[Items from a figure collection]

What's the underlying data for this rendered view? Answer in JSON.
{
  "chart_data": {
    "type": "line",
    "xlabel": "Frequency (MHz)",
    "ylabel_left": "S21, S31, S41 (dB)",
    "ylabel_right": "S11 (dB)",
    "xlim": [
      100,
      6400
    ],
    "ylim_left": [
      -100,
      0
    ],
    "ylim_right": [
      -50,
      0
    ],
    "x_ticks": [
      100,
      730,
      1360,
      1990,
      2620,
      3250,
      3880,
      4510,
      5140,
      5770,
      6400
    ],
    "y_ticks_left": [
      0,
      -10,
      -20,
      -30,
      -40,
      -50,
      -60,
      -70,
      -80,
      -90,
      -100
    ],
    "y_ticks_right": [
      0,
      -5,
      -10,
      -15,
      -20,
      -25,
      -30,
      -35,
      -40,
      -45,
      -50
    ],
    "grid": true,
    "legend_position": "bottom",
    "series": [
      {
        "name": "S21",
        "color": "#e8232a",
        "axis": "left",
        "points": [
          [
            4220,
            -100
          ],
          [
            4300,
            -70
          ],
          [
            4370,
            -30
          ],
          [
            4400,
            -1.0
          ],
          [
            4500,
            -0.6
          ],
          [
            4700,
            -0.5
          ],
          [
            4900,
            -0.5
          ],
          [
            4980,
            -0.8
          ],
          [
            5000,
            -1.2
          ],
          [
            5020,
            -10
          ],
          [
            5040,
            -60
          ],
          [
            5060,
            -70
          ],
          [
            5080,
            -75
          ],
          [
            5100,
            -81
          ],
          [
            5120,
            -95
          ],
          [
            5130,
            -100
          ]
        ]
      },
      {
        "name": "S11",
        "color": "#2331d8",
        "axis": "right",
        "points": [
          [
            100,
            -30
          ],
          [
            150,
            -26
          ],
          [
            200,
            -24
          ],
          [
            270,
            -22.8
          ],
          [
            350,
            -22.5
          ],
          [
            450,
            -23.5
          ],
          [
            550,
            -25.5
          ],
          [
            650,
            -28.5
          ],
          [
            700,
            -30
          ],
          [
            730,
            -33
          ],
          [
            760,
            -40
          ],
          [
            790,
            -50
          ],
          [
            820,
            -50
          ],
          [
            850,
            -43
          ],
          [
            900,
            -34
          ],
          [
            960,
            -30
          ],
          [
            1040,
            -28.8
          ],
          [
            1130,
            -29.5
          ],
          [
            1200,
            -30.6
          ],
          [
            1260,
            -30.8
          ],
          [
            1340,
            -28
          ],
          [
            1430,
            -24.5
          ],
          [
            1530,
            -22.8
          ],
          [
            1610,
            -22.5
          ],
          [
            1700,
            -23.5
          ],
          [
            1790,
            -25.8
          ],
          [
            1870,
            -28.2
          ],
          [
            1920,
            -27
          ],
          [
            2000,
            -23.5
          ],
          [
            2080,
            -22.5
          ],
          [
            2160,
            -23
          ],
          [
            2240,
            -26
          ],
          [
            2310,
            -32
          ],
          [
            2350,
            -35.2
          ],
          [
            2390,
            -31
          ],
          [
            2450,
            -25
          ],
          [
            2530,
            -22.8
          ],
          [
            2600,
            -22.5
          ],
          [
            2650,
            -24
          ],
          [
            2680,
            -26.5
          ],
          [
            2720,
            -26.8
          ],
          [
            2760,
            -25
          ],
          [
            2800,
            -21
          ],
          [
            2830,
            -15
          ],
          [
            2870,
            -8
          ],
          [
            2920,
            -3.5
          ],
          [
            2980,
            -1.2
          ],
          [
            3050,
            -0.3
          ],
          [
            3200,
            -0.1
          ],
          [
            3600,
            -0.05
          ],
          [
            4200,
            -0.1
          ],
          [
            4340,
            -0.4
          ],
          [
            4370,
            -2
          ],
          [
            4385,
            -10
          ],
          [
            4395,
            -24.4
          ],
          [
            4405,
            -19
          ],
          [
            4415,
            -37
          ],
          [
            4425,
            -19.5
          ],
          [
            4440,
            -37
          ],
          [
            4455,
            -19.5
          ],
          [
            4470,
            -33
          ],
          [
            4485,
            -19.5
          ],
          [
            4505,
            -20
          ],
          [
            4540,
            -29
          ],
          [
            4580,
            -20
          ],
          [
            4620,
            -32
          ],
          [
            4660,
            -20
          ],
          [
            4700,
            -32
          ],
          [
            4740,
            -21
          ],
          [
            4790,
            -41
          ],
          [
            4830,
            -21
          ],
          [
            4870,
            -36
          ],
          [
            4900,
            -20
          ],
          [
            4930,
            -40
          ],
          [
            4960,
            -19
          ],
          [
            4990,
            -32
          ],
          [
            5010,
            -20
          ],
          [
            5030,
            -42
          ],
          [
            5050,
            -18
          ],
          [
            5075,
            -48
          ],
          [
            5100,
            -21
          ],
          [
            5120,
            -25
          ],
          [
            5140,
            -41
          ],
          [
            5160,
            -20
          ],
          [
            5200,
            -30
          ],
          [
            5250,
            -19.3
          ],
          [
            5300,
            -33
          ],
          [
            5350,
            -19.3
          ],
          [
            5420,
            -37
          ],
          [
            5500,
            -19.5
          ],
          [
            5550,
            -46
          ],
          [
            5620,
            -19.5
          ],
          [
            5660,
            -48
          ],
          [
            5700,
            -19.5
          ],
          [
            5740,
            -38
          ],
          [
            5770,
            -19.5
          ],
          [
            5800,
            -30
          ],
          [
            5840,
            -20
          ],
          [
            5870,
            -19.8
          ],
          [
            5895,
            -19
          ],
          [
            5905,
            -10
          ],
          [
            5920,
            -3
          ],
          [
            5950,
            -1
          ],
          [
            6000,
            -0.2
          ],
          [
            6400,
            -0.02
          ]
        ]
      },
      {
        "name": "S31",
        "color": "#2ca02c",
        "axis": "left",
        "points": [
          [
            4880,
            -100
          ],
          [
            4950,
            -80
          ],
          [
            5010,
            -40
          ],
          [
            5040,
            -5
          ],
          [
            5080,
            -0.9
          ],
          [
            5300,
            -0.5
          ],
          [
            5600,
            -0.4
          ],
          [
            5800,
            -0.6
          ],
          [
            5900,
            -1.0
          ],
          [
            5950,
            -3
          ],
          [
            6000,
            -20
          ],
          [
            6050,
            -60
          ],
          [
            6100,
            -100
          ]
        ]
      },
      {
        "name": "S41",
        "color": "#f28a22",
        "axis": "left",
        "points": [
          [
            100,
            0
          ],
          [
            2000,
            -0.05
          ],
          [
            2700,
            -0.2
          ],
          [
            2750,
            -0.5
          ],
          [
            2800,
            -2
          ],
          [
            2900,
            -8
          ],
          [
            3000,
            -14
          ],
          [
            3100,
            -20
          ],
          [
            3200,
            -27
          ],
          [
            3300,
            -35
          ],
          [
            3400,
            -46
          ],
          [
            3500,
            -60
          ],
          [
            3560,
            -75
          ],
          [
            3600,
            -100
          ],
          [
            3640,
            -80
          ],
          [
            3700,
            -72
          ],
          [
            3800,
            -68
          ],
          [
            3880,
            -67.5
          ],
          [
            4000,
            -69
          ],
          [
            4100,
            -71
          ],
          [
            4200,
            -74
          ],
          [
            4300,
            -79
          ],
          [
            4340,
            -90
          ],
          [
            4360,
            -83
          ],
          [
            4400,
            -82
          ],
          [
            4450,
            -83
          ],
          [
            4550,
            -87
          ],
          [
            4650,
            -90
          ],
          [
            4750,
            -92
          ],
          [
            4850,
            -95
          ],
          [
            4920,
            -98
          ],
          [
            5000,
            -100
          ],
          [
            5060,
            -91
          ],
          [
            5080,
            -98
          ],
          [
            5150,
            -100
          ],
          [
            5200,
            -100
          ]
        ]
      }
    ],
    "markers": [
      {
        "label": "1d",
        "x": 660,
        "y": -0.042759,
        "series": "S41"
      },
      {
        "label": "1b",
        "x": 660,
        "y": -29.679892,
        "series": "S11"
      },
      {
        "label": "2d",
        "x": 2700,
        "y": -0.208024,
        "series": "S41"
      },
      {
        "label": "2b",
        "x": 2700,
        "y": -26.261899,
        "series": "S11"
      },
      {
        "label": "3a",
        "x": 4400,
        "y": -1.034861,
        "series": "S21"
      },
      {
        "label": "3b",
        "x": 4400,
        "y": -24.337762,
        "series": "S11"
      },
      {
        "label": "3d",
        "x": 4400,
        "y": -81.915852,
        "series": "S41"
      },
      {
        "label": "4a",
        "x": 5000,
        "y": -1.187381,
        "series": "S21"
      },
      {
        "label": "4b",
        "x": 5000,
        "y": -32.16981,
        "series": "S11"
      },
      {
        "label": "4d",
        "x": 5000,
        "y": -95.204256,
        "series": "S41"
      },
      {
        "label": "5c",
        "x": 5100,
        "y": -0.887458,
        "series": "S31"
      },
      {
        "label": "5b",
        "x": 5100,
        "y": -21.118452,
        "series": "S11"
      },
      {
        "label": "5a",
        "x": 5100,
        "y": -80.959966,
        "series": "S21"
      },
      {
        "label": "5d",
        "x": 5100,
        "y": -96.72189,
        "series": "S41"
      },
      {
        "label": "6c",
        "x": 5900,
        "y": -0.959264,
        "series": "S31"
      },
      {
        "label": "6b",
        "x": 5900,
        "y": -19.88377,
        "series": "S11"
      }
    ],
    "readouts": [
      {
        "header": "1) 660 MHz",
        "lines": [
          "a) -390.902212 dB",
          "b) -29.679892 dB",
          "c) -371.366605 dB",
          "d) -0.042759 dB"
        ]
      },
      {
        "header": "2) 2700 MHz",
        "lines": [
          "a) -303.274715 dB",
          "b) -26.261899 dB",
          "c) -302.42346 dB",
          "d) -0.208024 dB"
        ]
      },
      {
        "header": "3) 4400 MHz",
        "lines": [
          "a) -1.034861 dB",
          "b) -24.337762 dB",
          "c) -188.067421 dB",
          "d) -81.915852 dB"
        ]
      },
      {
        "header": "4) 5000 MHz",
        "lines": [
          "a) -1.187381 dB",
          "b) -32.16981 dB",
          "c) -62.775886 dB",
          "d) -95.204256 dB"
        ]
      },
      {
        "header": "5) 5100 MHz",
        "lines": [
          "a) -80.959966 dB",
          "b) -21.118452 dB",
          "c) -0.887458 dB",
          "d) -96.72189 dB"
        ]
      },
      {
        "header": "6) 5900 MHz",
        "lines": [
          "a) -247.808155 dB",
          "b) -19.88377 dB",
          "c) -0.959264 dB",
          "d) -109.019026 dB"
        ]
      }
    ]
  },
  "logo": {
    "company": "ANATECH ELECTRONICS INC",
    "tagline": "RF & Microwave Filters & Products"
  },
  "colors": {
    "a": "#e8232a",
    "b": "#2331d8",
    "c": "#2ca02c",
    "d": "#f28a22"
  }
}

TASK DIRECTIONS:
Every line in the data above that contains "header" needs to be copied.

OUTPUT:
        "header": "1) 660 MHz",
        "header": "2) 2700 MHz",
        "header": "3) 4400 MHz",
        "header": "4) 5000 MHz",
        "header": "5) 5100 MHz",
        "header": "6) 5900 MHz",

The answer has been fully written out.